** BEGIN DATA SECTION **

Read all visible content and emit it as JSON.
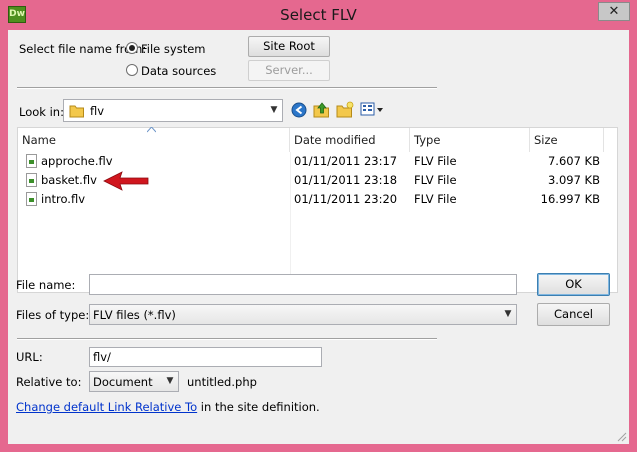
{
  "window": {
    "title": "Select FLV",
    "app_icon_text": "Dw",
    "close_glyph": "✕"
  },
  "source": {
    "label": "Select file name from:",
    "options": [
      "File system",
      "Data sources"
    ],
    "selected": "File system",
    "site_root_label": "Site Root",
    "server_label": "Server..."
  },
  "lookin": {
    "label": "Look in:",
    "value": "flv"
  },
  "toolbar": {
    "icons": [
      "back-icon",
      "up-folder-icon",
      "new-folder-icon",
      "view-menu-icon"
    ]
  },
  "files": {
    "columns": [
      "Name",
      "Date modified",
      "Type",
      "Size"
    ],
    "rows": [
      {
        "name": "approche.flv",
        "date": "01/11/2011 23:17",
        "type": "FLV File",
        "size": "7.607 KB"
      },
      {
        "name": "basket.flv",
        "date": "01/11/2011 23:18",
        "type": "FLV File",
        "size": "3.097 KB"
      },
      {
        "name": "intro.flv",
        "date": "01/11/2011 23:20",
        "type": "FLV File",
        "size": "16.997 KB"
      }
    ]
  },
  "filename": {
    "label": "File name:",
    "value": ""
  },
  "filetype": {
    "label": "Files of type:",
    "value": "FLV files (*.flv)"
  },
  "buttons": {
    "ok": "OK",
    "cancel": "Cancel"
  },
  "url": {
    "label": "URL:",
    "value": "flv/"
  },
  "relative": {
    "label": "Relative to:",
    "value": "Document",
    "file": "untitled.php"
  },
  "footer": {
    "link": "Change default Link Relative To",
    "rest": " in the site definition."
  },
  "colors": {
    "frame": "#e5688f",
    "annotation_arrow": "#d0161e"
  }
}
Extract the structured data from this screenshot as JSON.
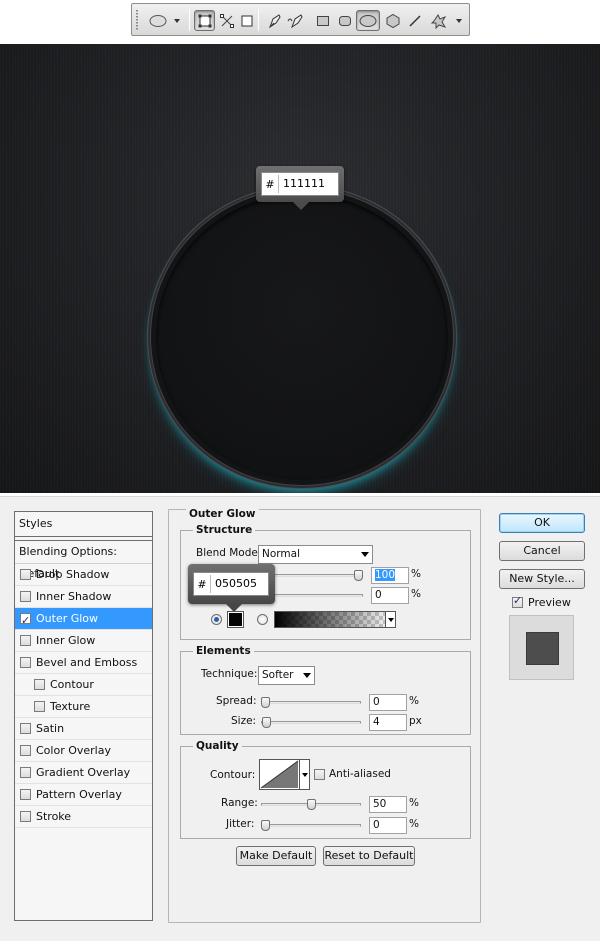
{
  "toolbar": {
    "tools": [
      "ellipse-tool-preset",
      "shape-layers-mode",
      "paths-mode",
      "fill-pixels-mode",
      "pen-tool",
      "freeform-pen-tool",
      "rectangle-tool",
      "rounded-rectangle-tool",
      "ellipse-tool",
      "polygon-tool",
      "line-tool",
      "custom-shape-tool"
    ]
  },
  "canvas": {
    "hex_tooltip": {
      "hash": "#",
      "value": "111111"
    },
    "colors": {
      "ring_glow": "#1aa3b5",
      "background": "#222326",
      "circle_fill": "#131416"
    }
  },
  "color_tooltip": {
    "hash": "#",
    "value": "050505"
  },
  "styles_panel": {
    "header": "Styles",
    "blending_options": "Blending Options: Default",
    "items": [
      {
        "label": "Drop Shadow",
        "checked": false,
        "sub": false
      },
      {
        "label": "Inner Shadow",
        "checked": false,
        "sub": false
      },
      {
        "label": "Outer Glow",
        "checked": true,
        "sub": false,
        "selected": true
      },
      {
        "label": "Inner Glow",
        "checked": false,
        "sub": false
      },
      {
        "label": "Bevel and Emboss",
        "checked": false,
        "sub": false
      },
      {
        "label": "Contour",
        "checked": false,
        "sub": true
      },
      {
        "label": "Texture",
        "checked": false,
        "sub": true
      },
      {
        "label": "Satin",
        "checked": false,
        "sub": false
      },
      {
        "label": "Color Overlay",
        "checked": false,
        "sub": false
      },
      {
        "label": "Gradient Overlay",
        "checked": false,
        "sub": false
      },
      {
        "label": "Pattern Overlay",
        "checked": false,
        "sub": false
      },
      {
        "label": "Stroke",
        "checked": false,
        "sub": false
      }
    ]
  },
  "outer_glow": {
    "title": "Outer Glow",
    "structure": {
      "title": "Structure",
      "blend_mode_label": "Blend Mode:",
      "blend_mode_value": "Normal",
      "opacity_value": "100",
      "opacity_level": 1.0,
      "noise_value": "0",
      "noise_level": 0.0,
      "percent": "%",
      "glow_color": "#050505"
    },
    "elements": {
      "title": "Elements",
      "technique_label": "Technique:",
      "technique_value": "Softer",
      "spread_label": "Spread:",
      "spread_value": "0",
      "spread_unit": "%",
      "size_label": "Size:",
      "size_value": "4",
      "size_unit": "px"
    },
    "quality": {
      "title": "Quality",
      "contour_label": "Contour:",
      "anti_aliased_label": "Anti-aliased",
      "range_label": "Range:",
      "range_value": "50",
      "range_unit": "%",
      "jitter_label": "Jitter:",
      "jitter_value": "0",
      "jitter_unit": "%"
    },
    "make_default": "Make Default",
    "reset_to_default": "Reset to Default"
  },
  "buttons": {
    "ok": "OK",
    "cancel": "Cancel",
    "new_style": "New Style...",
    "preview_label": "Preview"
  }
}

** END DATA SECTION **

THE TASK — Extract each line holding the word "Overlay" from the records.

REPLY TO THE TASK —
        "label": "Color Overlay",
        "label": "Gradient Overlay",
        "label": "Pattern Overlay",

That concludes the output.